* _DATA TO USE_:
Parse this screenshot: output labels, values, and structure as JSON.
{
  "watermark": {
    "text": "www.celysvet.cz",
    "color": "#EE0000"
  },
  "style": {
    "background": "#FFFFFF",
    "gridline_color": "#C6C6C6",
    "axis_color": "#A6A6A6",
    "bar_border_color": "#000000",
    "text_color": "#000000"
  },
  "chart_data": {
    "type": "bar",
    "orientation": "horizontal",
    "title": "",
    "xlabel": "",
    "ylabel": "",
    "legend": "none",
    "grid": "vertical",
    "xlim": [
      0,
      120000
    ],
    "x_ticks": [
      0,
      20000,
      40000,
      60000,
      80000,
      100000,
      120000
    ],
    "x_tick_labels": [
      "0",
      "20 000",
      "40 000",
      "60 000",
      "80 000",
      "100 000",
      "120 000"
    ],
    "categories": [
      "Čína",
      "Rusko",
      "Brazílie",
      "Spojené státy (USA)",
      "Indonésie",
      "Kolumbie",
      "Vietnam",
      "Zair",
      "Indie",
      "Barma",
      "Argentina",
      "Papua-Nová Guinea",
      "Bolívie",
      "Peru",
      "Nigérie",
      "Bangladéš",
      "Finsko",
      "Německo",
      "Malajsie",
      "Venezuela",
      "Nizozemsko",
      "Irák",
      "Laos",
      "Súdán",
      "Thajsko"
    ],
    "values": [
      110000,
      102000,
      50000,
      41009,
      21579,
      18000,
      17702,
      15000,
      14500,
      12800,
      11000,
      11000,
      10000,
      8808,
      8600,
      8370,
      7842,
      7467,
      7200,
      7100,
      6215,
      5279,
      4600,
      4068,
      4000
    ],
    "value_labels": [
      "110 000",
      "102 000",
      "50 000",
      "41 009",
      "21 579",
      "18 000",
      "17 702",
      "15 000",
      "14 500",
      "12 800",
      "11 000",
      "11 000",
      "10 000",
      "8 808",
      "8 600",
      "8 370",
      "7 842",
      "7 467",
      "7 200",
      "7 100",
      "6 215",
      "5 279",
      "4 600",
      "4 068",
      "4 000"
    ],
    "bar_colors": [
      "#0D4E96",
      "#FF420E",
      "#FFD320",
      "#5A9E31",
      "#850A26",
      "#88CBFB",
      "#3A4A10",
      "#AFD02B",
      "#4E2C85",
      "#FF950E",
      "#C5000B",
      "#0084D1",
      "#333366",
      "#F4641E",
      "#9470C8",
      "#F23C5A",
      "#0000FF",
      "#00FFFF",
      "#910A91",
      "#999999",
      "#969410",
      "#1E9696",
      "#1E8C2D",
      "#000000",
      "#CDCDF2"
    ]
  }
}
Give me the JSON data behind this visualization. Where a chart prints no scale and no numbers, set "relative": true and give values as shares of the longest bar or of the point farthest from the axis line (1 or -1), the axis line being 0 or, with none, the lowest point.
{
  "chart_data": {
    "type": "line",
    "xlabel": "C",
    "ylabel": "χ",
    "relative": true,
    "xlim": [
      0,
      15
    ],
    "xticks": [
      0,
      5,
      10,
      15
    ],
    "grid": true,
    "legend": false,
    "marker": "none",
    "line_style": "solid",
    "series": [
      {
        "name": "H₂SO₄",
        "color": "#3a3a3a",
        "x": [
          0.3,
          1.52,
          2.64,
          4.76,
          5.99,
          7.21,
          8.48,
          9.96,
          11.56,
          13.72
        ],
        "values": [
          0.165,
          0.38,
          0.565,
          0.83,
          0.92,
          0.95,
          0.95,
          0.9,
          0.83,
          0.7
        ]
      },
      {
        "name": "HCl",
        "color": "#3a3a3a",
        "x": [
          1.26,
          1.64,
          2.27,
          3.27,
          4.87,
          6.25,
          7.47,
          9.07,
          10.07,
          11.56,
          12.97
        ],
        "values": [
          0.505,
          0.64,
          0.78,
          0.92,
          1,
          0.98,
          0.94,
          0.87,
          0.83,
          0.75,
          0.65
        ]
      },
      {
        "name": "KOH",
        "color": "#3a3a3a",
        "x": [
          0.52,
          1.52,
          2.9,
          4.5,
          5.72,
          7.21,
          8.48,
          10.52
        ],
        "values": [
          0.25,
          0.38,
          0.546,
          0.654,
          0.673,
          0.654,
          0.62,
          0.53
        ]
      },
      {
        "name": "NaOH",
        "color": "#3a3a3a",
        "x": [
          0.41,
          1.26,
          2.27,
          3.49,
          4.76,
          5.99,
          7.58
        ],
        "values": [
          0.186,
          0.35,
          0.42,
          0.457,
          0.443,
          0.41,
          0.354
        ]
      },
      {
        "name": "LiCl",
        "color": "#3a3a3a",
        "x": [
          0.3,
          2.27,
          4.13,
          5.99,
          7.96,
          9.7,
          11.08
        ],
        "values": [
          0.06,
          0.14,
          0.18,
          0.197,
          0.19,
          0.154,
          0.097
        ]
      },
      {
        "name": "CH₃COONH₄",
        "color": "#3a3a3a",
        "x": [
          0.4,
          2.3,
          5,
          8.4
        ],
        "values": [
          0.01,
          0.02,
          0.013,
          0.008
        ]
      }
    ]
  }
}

* _WRITTEN EXERCISE_: Reproduce all of the entries word for word.

* _SOLUTION_:
Parse this screenshot: output labels, values, and structure as JSON.
{
  "watermark": {
    "text": "www.celysvet.cz",
    "color": "#EE0000"
  },
  "style": {
    "background": "#FFFFFF",
    "gridline_color": "#C6C6C6",
    "axis_color": "#A6A6A6",
    "bar_border_color": "#000000",
    "text_color": "#000000"
  },
  "chart_data": {
    "type": "bar",
    "orientation": "horizontal",
    "title": "",
    "xlabel": "",
    "ylabel": "",
    "legend": "none",
    "grid": "vertical",
    "xlim": [
      0,
      120000
    ],
    "x_ticks": [
      0,
      20000,
      40000,
      60000,
      80000,
      100000,
      120000
    ],
    "x_tick_labels": [
      "0",
      "20 000",
      "40 000",
      "60 000",
      "80 000",
      "100 000",
      "120 000"
    ],
    "categories": [
      "Čína",
      "Rusko",
      "Brazílie",
      "Spojené státy (USA)",
      "Indonésie",
      "Kolumbie",
      "Vietnam",
      "Zair",
      "Indie",
      "Barma",
      "Argentina",
      "Papua-Nová Guinea",
      "Bolívie",
      "Peru",
      "Nigérie",
      "Bangladéš",
      "Finsko",
      "Německo",
      "Malajsie",
      "Venezuela",
      "Nizozemsko",
      "Irák",
      "Laos",
      "Súdán",
      "Thajsko"
    ],
    "values": [
      110000,
      102000,
      50000,
      41009,
      21579,
      18000,
      17702,
      15000,
      14500,
      12800,
      11000,
      11000,
      10000,
      8808,
      8600,
      8370,
      7842,
      7467,
      7200,
      7100,
      6215,
      5279,
      4600,
      4068,
      4000
    ],
    "value_labels": [
      "110 000",
      "102 000",
      "50 000",
      "41 009",
      "21 579",
      "18 000",
      "17 702",
      "15 000",
      "14 500",
      "12 800",
      "11 000",
      "11 000",
      "10 000",
      "8 808",
      "8 600",
      "8 370",
      "7 842",
      "7 467",
      "7 200",
      "7 100",
      "6 215",
      "5 279",
      "4 600",
      "4 068",
      "4 000"
    ],
    "bar_colors": [
      "#0D4E96",
      "#FF420E",
      "#FFD320",
      "#5A9E31",
      "#850A26",
      "#88CBFB",
      "#3A4A10",
      "#AFD02B",
      "#4E2C85",
      "#FF950E",
      "#C5000B",
      "#0084D1",
      "#333366",
      "#F4641E",
      "#9470C8",
      "#F23C5A",
      "#0000FF",
      "#00FFFF",
      "#910A91",
      "#999999",
      "#969410",
      "#1E9696",
      "#1E8C2D",
      "#000000",
      "#CDCDF2"
    ]
  }
}
Give me the JSON data behind this visualization. Where a chart prints no scale and no numbers, set "relative": true and give values as shares of the longest bar or of the point farthest from the axis line (1 or -1), the axis line being 0 or, with none, the lowest point.
{
  "chart_data": {
    "type": "line",
    "xlabel": "C",
    "ylabel": "χ",
    "relative": true,
    "xlim": [
      0,
      15
    ],
    "xticks": [
      0,
      5,
      10,
      15
    ],
    "grid": true,
    "legend": false,
    "marker": "none",
    "line_style": "solid",
    "series": [
      {
        "name": "H₂SO₄",
        "color": "#3a3a3a",
        "x": [
          0.3,
          1.52,
          2.64,
          4.76,
          5.99,
          7.21,
          8.48,
          9.96,
          11.56,
          13.72
        ],
        "values": [
          0.165,
          0.38,
          0.565,
          0.83,
          0.92,
          0.95,
          0.95,
          0.9,
          0.83,
          0.7
        ]
      },
      {
        "name": "HCl",
        "color": "#3a3a3a",
        "x": [
          1.26,
          1.64,
          2.27,
          3.27,
          4.87,
          6.25,
          7.47,
          9.07,
          10.07,
          11.56,
          12.97
        ],
        "values": [
          0.505,
          0.64,
          0.78,
          0.92,
          1,
          0.98,
          0.94,
          0.87,
          0.83,
          0.75,
          0.65
        ]
      },
      {
        "name": "KOH",
        "color": "#3a3a3a",
        "x": [
          0.52,
          1.52,
          2.9,
          4.5,
          5.72,
          7.21,
          8.48,
          10.52
        ],
        "values": [
          0.25,
          0.38,
          0.546,
          0.654,
          0.673,
          0.654,
          0.62,
          0.53
        ]
      },
      {
        "name": "NaOH",
        "color": "#3a3a3a",
        "x": [
          0.41,
          1.26,
          2.27,
          3.49,
          4.76,
          5.99,
          7.58
        ],
        "values": [
          0.186,
          0.35,
          0.42,
          0.457,
          0.443,
          0.41,
          0.354
        ]
      },
      {
        "name": "LiCl",
        "color": "#3a3a3a",
        "x": [
          0.3,
          2.27,
          4.13,
          5.99,
          7.96,
          9.7,
          11.08
        ],
        "values": [
          0.06,
          0.14,
          0.18,
          0.197,
          0.19,
          0.154,
          0.097
        ]
      },
      {
        "name": "CH₃COONH₄",
        "color": "#3a3a3a",
        "x": [
          0.4,
          2.3,
          5,
          8.4
        ],
        "values": [
          0.01,
          0.02,
          0.013,
          0.008
        ]
      }
    ]
  }
}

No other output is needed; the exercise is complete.